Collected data

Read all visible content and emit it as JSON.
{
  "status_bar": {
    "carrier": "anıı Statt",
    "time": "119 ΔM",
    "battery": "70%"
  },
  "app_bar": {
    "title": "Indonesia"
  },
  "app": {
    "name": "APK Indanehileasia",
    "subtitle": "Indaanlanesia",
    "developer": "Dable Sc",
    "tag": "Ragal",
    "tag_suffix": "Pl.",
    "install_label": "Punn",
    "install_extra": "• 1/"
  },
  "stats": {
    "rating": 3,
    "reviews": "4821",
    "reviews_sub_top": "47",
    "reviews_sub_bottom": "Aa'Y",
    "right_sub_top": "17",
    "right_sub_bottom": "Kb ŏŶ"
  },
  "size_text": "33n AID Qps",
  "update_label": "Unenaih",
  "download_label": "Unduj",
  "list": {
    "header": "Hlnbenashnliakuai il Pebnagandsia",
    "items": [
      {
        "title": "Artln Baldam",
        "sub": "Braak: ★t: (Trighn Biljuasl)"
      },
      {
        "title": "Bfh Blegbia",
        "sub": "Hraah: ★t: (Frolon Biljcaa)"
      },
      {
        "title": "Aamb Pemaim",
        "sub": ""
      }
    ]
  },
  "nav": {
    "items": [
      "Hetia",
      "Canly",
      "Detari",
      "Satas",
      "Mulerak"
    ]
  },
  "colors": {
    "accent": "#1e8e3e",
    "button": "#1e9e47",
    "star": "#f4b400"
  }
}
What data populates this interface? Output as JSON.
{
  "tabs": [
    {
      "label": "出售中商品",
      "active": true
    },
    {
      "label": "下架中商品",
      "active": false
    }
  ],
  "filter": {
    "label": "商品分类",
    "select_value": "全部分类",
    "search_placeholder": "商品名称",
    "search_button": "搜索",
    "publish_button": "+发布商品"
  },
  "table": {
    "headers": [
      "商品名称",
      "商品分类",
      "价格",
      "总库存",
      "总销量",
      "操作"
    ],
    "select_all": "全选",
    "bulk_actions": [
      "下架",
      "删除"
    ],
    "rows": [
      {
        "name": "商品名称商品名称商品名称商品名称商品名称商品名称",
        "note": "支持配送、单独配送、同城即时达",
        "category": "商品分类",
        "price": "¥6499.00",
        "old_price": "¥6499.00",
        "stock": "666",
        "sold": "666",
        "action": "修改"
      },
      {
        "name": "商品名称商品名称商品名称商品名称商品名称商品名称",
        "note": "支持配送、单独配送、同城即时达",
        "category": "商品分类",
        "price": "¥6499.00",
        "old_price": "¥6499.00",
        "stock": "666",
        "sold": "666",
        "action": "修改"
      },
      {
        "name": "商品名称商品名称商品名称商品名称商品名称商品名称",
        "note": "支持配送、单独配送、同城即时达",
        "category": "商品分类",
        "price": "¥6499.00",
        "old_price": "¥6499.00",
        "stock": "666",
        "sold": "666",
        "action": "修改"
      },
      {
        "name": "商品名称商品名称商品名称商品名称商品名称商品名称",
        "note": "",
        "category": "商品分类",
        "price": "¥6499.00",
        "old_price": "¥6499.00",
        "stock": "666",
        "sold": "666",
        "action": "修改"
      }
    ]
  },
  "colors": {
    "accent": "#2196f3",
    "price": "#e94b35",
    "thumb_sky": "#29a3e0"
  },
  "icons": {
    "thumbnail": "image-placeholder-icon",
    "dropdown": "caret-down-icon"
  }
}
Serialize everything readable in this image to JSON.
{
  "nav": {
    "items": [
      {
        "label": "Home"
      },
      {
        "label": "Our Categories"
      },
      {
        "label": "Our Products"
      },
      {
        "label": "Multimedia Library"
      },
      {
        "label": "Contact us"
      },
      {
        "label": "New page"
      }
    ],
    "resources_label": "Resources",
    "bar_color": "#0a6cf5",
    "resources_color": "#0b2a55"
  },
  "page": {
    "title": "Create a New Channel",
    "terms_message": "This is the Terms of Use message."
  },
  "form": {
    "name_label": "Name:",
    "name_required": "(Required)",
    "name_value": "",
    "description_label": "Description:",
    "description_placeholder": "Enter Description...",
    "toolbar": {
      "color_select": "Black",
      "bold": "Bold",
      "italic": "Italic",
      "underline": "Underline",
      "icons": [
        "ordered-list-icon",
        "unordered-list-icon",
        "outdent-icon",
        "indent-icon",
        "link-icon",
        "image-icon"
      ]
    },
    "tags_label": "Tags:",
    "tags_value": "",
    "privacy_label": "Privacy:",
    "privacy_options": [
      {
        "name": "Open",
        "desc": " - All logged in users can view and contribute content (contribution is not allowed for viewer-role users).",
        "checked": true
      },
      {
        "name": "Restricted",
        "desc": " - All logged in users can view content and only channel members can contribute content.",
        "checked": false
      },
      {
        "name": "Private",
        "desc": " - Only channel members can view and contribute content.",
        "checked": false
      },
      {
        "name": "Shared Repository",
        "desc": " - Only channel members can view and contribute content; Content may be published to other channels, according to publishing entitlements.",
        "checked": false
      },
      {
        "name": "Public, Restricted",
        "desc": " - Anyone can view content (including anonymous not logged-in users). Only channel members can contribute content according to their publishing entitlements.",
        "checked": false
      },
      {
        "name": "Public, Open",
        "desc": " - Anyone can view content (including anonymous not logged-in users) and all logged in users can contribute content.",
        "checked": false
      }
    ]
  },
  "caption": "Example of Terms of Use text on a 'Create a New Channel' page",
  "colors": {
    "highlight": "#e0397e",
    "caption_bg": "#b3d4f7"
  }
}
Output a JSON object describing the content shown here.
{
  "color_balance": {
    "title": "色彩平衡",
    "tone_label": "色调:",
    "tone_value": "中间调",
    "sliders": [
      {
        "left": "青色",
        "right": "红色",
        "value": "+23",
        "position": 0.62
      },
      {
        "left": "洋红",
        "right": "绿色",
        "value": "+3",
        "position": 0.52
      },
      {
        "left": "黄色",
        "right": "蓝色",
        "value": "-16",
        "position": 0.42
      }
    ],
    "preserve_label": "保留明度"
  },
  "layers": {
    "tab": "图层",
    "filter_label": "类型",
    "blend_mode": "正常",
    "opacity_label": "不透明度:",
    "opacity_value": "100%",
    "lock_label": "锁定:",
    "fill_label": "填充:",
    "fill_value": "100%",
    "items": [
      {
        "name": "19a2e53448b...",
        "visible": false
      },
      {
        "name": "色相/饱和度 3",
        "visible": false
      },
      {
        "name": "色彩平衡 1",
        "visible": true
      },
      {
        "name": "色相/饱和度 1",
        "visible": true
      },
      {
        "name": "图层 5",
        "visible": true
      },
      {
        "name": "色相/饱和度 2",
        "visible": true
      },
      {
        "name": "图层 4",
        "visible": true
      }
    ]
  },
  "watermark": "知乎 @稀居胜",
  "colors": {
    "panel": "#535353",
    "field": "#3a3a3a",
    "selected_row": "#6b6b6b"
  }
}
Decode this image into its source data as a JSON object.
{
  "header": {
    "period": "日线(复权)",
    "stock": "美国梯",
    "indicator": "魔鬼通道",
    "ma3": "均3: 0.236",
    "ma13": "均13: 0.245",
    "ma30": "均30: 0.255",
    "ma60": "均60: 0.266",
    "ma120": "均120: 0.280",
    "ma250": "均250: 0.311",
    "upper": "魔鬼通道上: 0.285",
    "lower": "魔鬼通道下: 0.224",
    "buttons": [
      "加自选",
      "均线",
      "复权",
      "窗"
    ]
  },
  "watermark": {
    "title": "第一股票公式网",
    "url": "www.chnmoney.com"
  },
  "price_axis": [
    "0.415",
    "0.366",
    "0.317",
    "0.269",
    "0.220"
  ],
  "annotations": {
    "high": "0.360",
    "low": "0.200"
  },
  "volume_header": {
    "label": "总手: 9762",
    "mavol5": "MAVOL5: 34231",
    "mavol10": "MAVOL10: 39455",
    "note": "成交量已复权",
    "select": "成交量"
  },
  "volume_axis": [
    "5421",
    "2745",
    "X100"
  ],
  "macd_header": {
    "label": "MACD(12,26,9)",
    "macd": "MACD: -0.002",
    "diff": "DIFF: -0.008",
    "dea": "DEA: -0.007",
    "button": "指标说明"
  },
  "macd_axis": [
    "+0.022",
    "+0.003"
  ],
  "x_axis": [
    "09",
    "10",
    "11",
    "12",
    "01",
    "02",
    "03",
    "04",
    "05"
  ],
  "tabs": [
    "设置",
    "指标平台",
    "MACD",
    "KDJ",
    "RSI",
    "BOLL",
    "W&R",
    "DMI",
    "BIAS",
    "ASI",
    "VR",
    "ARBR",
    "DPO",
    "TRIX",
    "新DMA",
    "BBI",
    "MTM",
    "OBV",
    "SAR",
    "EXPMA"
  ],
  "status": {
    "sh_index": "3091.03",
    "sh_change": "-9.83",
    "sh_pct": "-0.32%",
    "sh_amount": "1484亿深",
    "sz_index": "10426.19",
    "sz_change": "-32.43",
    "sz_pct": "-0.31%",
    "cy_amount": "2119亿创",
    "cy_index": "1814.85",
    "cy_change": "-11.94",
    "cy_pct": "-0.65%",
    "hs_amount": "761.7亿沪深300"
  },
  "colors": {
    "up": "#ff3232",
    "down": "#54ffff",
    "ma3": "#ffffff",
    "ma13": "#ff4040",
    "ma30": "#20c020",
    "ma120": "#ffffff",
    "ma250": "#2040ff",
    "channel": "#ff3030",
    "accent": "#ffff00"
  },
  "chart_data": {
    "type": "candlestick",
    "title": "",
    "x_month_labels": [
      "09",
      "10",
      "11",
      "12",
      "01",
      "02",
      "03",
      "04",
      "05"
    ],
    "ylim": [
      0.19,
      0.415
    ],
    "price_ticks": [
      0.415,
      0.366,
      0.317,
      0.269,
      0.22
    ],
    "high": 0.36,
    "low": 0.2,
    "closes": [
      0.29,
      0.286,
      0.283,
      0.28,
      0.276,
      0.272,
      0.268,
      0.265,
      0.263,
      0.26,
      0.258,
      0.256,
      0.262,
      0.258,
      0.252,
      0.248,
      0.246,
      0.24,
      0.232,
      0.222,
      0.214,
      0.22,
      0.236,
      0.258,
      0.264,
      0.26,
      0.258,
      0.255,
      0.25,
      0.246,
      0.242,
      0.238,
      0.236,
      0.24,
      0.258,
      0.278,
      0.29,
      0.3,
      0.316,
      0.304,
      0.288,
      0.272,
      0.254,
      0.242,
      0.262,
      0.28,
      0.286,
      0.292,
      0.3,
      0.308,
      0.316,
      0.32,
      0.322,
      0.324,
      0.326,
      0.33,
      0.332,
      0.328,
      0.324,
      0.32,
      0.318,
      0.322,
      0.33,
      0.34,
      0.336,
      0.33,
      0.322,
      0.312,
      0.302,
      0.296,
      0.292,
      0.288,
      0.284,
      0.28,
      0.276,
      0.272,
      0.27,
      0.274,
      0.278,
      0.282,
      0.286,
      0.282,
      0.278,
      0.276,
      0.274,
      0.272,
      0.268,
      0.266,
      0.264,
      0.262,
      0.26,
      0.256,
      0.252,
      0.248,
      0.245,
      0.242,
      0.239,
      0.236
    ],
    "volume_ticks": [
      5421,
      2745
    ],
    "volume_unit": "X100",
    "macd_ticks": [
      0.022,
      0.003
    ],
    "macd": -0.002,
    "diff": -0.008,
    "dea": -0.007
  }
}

WORK TO BE COMPLETED:
Of the lines in this material, state how many hold the string "entitlements". Write no other words.

THE COMPLETED TASK:
2